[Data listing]
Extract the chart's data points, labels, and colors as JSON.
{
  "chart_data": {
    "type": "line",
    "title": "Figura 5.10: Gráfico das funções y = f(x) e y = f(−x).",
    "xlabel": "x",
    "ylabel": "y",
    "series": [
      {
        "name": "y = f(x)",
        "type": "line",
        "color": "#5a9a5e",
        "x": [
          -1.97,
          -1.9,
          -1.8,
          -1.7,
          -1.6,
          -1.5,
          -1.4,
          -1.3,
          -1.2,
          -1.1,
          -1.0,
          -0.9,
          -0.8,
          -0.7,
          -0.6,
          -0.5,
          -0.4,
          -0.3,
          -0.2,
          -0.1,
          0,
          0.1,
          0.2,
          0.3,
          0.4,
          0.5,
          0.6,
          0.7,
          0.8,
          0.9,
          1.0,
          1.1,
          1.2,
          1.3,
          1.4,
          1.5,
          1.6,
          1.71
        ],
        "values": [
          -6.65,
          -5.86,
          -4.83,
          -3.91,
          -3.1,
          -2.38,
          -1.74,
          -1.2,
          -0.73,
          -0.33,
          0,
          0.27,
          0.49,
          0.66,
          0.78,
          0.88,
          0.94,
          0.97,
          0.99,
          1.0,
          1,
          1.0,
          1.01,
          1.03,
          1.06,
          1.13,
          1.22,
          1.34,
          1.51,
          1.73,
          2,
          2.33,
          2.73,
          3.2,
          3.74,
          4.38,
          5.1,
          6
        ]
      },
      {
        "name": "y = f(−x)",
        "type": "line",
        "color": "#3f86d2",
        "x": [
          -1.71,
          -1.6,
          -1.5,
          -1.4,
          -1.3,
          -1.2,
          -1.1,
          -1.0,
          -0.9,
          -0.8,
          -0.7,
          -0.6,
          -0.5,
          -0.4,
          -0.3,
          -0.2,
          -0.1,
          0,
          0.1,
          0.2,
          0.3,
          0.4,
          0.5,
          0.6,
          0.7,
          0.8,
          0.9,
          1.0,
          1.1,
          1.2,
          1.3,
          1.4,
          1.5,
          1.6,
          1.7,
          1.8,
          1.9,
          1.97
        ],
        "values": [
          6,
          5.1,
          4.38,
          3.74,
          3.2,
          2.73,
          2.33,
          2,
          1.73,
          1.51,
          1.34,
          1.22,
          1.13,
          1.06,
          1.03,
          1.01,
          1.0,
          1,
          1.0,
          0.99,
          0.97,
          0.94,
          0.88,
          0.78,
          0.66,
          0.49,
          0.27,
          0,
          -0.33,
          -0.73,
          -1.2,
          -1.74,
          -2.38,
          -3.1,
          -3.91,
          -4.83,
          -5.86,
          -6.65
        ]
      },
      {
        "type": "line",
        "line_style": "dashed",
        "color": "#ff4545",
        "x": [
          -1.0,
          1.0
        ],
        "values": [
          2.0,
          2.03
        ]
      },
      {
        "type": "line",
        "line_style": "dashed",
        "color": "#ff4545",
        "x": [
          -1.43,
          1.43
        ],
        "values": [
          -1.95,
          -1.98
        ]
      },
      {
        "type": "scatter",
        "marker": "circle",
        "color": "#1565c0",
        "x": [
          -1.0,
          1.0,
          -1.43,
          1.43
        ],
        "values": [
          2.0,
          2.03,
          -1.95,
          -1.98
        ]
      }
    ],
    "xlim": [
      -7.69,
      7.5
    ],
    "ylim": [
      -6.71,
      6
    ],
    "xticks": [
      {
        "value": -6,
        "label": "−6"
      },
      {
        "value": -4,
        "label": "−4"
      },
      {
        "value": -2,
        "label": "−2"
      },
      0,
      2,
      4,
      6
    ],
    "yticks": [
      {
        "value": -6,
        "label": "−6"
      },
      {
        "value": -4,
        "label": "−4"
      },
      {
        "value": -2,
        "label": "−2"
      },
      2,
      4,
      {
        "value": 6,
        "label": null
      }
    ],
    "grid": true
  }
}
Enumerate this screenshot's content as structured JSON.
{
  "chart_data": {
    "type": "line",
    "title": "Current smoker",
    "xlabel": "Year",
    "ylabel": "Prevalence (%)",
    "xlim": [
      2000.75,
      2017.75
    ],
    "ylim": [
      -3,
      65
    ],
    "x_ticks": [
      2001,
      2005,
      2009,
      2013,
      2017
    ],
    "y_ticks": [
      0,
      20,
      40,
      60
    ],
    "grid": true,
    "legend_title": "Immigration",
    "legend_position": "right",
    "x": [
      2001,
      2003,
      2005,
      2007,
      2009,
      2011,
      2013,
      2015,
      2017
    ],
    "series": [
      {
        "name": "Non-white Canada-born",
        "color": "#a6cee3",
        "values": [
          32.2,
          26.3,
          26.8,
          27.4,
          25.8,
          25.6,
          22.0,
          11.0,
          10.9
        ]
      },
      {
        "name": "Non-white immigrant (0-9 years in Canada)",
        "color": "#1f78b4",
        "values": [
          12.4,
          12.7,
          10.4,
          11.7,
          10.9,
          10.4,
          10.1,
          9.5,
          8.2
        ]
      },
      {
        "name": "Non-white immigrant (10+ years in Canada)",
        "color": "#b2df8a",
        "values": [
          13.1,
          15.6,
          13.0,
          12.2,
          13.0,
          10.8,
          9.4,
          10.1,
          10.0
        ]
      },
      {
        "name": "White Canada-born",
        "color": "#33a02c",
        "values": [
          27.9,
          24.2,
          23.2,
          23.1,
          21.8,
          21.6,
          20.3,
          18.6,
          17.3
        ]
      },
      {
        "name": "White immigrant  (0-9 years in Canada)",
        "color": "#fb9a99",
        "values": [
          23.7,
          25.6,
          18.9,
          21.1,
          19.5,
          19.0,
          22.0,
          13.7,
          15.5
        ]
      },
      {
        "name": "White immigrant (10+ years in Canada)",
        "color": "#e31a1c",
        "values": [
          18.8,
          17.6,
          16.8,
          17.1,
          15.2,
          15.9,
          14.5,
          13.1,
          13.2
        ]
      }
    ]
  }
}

▶ Work to do: Reproduce the full listing above, character for character.

▶ Solution for this task:
Extract the chart's data points, labels, and colors as JSON.
{
  "chart_data": {
    "type": "line",
    "title": "Figura 5.10: Gráfico das funções y = f(x) e y = f(−x).",
    "xlabel": "x",
    "ylabel": "y",
    "series": [
      {
        "name": "y = f(x)",
        "type": "line",
        "color": "#5a9a5e",
        "x": [
          -1.97,
          -1.9,
          -1.8,
          -1.7,
          -1.6,
          -1.5,
          -1.4,
          -1.3,
          -1.2,
          -1.1,
          -1.0,
          -0.9,
          -0.8,
          -0.7,
          -0.6,
          -0.5,
          -0.4,
          -0.3,
          -0.2,
          -0.1,
          0,
          0.1,
          0.2,
          0.3,
          0.4,
          0.5,
          0.6,
          0.7,
          0.8,
          0.9,
          1.0,
          1.1,
          1.2,
          1.3,
          1.4,
          1.5,
          1.6,
          1.71
        ],
        "values": [
          -6.65,
          -5.86,
          -4.83,
          -3.91,
          -3.1,
          -2.38,
          -1.74,
          -1.2,
          -0.73,
          -0.33,
          0,
          0.27,
          0.49,
          0.66,
          0.78,
          0.88,
          0.94,
          0.97,
          0.99,
          1.0,
          1,
          1.0,
          1.01,
          1.03,
          1.06,
          1.13,
          1.22,
          1.34,
          1.51,
          1.73,
          2,
          2.33,
          2.73,
          3.2,
          3.74,
          4.38,
          5.1,
          6
        ]
      },
      {
        "name": "y = f(−x)",
        "type": "line",
        "color": "#3f86d2",
        "x": [
          -1.71,
          -1.6,
          -1.5,
          -1.4,
          -1.3,
          -1.2,
          -1.1,
          -1.0,
          -0.9,
          -0.8,
          -0.7,
          -0.6,
          -0.5,
          -0.4,
          -0.3,
          -0.2,
          -0.1,
          0,
          0.1,
          0.2,
          0.3,
          0.4,
          0.5,
          0.6,
          0.7,
          0.8,
          0.9,
          1.0,
          1.1,
          1.2,
          1.3,
          1.4,
          1.5,
          1.6,
          1.7,
          1.8,
          1.9,
          1.97
        ],
        "values": [
          6,
          5.1,
          4.38,
          3.74,
          3.2,
          2.73,
          2.33,
          2,
          1.73,
          1.51,
          1.34,
          1.22,
          1.13,
          1.06,
          1.03,
          1.01,
          1.0,
          1,
          1.0,
          0.99,
          0.97,
          0.94,
          0.88,
          0.78,
          0.66,
          0.49,
          0.27,
          0,
          -0.33,
          -0.73,
          -1.2,
          -1.74,
          -2.38,
          -3.1,
          -3.91,
          -4.83,
          -5.86,
          -6.65
        ]
      },
      {
        "type": "line",
        "line_style": "dashed",
        "color": "#ff4545",
        "x": [
          -1.0,
          1.0
        ],
        "values": [
          2.0,
          2.03
        ]
      },
      {
        "type": "line",
        "line_style": "dashed",
        "color": "#ff4545",
        "x": [
          -1.43,
          1.43
        ],
        "values": [
          -1.95,
          -1.98
        ]
      },
      {
        "type": "scatter",
        "marker": "circle",
        "color": "#1565c0",
        "x": [
          -1.0,
          1.0,
          -1.43,
          1.43
        ],
        "values": [
          2.0,
          2.03,
          -1.95,
          -1.98
        ]
      }
    ],
    "xlim": [
      -7.69,
      7.5
    ],
    "ylim": [
      -6.71,
      6
    ],
    "xticks": [
      {
        "value": -6,
        "label": "−6"
      },
      {
        "value": -4,
        "label": "−4"
      },
      {
        "value": -2,
        "label": "−2"
      },
      0,
      2,
      4,
      6
    ],
    "yticks": [
      {
        "value": -6,
        "label": "−6"
      },
      {
        "value": -4,
        "label": "−4"
      },
      {
        "value": -2,
        "label": "−2"
      },
      2,
      4,
      {
        "value": 6,
        "label": null
      }
    ],
    "grid": true
  }
}
Enumerate this screenshot's content as structured JSON.
{
  "chart_data": {
    "type": "line",
    "title": "Current smoker",
    "xlabel": "Year",
    "ylabel": "Prevalence (%)",
    "xlim": [
      2000.75,
      2017.75
    ],
    "ylim": [
      -3,
      65
    ],
    "x_ticks": [
      2001,
      2005,
      2009,
      2013,
      2017
    ],
    "y_ticks": [
      0,
      20,
      40,
      60
    ],
    "grid": true,
    "legend_title": "Immigration",
    "legend_position": "right",
    "x": [
      2001,
      2003,
      2005,
      2007,
      2009,
      2011,
      2013,
      2015,
      2017
    ],
    "series": [
      {
        "name": "Non-white Canada-born",
        "color": "#a6cee3",
        "values": [
          32.2,
          26.3,
          26.8,
          27.4,
          25.8,
          25.6,
          22.0,
          11.0,
          10.9
        ]
      },
      {
        "name": "Non-white immigrant (0-9 years in Canada)",
        "color": "#1f78b4",
        "values": [
          12.4,
          12.7,
          10.4,
          11.7,
          10.9,
          10.4,
          10.1,
          9.5,
          8.2
        ]
      },
      {
        "name": "Non-white immigrant (10+ years in Canada)",
        "color": "#b2df8a",
        "values": [
          13.1,
          15.6,
          13.0,
          12.2,
          13.0,
          10.8,
          9.4,
          10.1,
          10.0
        ]
      },
      {
        "name": "White Canada-born",
        "color": "#33a02c",
        "values": [
          27.9,
          24.2,
          23.2,
          23.1,
          21.8,
          21.6,
          20.3,
          18.6,
          17.3
        ]
      },
      {
        "name": "White immigrant  (0-9 years in Canada)",
        "color": "#fb9a99",
        "values": [
          23.7,
          25.6,
          18.9,
          21.1,
          19.5,
          19.0,
          22.0,
          13.7,
          15.5
        ]
      },
      {
        "name": "White immigrant (10+ years in Canada)",
        "color": "#e31a1c",
        "values": [
          18.8,
          17.6,
          16.8,
          17.1,
          15.2,
          15.9,
          14.5,
          13.1,
          13.2
        ]
      }
    ]
  }
}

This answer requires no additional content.